**** INPUT ****

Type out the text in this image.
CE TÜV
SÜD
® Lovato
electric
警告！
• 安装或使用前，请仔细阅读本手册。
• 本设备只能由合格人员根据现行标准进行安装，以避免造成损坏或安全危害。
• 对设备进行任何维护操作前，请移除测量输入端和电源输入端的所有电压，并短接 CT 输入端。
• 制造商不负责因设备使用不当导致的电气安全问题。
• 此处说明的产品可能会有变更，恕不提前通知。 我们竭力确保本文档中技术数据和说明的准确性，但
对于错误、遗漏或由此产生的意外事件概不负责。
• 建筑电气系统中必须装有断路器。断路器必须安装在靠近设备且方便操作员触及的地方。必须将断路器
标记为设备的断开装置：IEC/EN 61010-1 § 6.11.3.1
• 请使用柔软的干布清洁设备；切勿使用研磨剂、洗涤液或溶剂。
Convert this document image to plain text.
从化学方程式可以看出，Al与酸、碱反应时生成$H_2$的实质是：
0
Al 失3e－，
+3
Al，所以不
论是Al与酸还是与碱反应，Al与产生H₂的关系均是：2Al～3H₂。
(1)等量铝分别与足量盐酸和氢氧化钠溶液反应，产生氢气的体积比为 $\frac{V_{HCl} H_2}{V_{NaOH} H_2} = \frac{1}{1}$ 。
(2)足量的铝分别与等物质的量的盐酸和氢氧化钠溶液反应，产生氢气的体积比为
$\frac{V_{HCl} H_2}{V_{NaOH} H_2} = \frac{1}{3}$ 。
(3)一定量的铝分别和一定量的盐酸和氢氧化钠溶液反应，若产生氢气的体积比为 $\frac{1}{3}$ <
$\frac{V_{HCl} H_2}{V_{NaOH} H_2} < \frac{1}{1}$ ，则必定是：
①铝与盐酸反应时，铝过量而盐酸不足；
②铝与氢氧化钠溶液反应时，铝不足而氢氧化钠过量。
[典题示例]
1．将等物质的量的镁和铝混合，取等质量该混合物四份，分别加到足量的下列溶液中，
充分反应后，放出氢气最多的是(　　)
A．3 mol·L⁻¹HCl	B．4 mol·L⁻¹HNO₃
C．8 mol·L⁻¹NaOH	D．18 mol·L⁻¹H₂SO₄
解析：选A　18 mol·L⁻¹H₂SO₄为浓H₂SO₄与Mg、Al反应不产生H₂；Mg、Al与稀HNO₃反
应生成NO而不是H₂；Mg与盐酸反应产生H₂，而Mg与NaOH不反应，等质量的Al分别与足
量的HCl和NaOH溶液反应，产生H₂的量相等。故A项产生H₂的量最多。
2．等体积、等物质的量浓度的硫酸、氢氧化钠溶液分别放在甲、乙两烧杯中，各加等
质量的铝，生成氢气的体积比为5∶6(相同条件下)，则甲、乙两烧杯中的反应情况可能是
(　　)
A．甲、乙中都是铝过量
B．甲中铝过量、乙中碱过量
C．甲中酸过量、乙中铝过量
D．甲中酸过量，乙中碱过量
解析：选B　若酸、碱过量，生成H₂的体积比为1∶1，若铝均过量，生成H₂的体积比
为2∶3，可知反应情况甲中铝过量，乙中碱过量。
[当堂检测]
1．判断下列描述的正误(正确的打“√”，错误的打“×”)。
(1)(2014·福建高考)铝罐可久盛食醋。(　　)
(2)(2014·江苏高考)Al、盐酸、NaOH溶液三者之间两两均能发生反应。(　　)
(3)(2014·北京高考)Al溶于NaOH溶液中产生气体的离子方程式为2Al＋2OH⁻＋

****

Please reproduce each line exactly as written.

» SOLUTION TO THIS PROBLEM:
Type out the text in this image.
CE TÜV
SÜD
® Lovato
electric
警告！
• 安装或使用前，请仔细阅读本手册。
• 本设备只能由合格人员根据现行标准进行安装，以避免造成损坏或安全危害。
• 对设备进行任何维护操作前，请移除测量输入端和电源输入端的所有电压，并短接 CT 输入端。
• 制造商不负责因设备使用不当导致的电气安全问题。
• 此处说明的产品可能会有变更，恕不提前通知。 我们竭力确保本文档中技术数据和说明的准确性，但
对于错误、遗漏或由此产生的意外事件概不负责。
• 建筑电气系统中必须装有断路器。断路器必须安装在靠近设备且方便操作员触及的地方。必须将断路器
标记为设备的断开装置：IEC/EN 61010-1 § 6.11.3.1
• 请使用柔软的干布清洁设备；切勿使用研磨剂、洗涤液或溶剂。
Convert this document image to plain text.
从化学方程式可以看出，Al与酸、碱反应时生成$H_2$的实质是：
0
Al 失3e－，
+3
Al，所以不
论是Al与酸还是与碱反应，Al与产生H₂的关系均是：2Al～3H₂。
(1)等量铝分别与足量盐酸和氢氧化钠溶液反应，产生氢气的体积比为 $\frac{V_{HCl} H_2}{V_{NaOH} H_2} = \frac{1}{1}$ 。
(2)足量的铝分别与等物质的量的盐酸和氢氧化钠溶液反应，产生氢气的体积比为
$\frac{V_{HCl} H_2}{V_{NaOH} H_2} = \frac{1}{3}$ 。
(3)一定量的铝分别和一定量的盐酸和氢氧化钠溶液反应，若产生氢气的体积比为 $\frac{1}{3}$ <
$\frac{V_{HCl} H_2}{V_{NaOH} H_2} < \frac{1}{1}$ ，则必定是：
①铝与盐酸反应时，铝过量而盐酸不足；
②铝与氢氧化钠溶液反应时，铝不足而氢氧化钠过量。
[典题示例]
1．将等物质的量的镁和铝混合，取等质量该混合物四份，分别加到足量的下列溶液中，
充分反应后，放出氢气最多的是(　　)
A．3 mol·L⁻¹HCl	B．4 mol·L⁻¹HNO₃
C．8 mol·L⁻¹NaOH	D．18 mol·L⁻¹H₂SO₄
解析：选A　18 mol·L⁻¹H₂SO₄为浓H₂SO₄与Mg、Al反应不产生H₂；Mg、Al与稀HNO₃反
应生成NO而不是H₂；Mg与盐酸反应产生H₂，而Mg与NaOH不反应，等质量的Al分别与足
量的HCl和NaOH溶液反应，产生H₂的量相等。故A项产生H₂的量最多。
2．等体积、等物质的量浓度的硫酸、氢氧化钠溶液分别放在甲、乙两烧杯中，各加等
质量的铝，生成氢气的体积比为5∶6(相同条件下)，则甲、乙两烧杯中的反应情况可能是
(　　)
A．甲、乙中都是铝过量
B．甲中铝过量、乙中碱过量
C．甲中酸过量、乙中铝过量
D．甲中酸过量，乙中碱过量
解析：选B　若酸、碱过量，生成H₂的体积比为1∶1，若铝均过量，生成H₂的体积比
为2∶3，可知反应情况甲中铝过量，乙中碱过量。
[当堂检测]
1．判断下列描述的正误(正确的打“√”，错误的打“×”)。
(1)(2014·福建高考)铝罐可久盛食醋。(　　)
(2)(2014·江苏高考)Al、盐酸、NaOH溶液三者之间两两均能发生反应。(　　)
(3)(2014·北京高考)Al溶于NaOH溶液中产生气体的离子方程式为2Al＋2OH⁻＋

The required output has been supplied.